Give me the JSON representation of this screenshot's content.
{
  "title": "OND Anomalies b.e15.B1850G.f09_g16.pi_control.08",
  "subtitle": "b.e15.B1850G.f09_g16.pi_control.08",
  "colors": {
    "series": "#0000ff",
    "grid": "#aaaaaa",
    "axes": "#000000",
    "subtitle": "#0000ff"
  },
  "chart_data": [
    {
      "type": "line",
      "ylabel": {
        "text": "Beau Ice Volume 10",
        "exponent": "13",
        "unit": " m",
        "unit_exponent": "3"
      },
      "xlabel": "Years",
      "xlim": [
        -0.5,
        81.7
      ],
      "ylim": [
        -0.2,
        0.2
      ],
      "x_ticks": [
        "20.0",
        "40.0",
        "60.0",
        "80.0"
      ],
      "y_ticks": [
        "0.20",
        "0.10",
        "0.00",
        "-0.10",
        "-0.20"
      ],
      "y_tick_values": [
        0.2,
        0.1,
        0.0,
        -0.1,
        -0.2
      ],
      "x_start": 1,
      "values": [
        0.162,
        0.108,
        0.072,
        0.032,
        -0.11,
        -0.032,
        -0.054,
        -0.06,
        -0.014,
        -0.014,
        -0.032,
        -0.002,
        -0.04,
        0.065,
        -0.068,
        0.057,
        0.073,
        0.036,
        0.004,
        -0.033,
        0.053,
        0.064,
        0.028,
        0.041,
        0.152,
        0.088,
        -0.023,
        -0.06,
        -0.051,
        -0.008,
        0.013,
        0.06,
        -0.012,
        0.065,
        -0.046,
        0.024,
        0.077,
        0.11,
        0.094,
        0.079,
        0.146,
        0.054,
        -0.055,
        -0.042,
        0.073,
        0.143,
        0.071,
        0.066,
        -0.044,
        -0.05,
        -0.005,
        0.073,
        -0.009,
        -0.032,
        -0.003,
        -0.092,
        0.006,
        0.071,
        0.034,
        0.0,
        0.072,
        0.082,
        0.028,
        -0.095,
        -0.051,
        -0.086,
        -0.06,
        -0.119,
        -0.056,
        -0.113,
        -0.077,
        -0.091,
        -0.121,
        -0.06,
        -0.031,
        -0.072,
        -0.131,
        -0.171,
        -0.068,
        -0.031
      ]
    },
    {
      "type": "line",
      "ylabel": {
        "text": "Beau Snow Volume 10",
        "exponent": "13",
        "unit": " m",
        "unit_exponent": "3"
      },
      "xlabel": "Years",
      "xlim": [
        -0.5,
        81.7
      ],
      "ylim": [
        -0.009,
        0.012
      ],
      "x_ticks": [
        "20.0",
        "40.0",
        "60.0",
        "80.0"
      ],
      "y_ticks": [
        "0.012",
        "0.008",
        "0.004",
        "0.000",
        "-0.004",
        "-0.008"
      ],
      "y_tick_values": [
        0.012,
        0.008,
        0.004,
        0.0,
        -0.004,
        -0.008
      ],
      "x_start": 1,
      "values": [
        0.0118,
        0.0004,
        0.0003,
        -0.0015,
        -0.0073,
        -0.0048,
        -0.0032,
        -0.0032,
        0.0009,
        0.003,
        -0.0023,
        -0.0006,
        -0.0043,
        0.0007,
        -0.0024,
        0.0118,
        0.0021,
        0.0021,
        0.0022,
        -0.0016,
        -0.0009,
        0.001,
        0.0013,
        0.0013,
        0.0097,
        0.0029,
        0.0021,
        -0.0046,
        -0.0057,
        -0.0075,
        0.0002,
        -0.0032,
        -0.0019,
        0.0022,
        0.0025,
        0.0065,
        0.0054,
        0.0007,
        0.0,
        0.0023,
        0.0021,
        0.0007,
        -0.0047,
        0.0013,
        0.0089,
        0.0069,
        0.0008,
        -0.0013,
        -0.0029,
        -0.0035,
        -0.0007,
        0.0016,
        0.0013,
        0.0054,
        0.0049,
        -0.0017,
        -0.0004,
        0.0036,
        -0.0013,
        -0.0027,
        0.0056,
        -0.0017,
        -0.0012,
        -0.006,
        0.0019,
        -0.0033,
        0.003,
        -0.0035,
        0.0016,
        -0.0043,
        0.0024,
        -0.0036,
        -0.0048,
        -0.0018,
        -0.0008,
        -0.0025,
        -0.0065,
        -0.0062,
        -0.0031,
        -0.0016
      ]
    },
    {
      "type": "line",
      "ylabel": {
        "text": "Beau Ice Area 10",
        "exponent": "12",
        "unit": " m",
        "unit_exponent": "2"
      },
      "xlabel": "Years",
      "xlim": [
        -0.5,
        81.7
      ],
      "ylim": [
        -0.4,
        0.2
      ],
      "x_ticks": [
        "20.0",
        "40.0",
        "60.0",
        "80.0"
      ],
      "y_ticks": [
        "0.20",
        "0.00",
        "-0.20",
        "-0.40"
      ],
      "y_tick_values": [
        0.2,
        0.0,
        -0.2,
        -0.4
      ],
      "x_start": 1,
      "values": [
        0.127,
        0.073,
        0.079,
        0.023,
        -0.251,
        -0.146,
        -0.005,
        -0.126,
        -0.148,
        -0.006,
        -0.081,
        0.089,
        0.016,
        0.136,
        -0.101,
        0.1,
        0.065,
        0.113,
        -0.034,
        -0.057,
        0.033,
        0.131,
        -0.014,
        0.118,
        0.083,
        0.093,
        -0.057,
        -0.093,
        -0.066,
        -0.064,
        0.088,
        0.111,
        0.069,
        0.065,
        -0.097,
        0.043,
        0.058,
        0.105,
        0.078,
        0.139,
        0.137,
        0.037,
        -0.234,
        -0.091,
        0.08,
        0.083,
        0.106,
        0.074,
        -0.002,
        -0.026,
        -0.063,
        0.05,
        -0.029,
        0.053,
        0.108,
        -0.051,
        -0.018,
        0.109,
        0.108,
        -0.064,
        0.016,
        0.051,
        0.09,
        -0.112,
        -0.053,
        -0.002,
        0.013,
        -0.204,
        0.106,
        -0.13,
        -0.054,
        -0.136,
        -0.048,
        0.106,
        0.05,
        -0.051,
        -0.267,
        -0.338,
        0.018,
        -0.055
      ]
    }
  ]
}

──────

Given problem
Find each line holding "Beau". Copy it out.

Worked solution
        "text": "Beau Ice Volume 10",
        "text": "Beau Snow Volume 10",
        "text": "Beau Ice Area 10",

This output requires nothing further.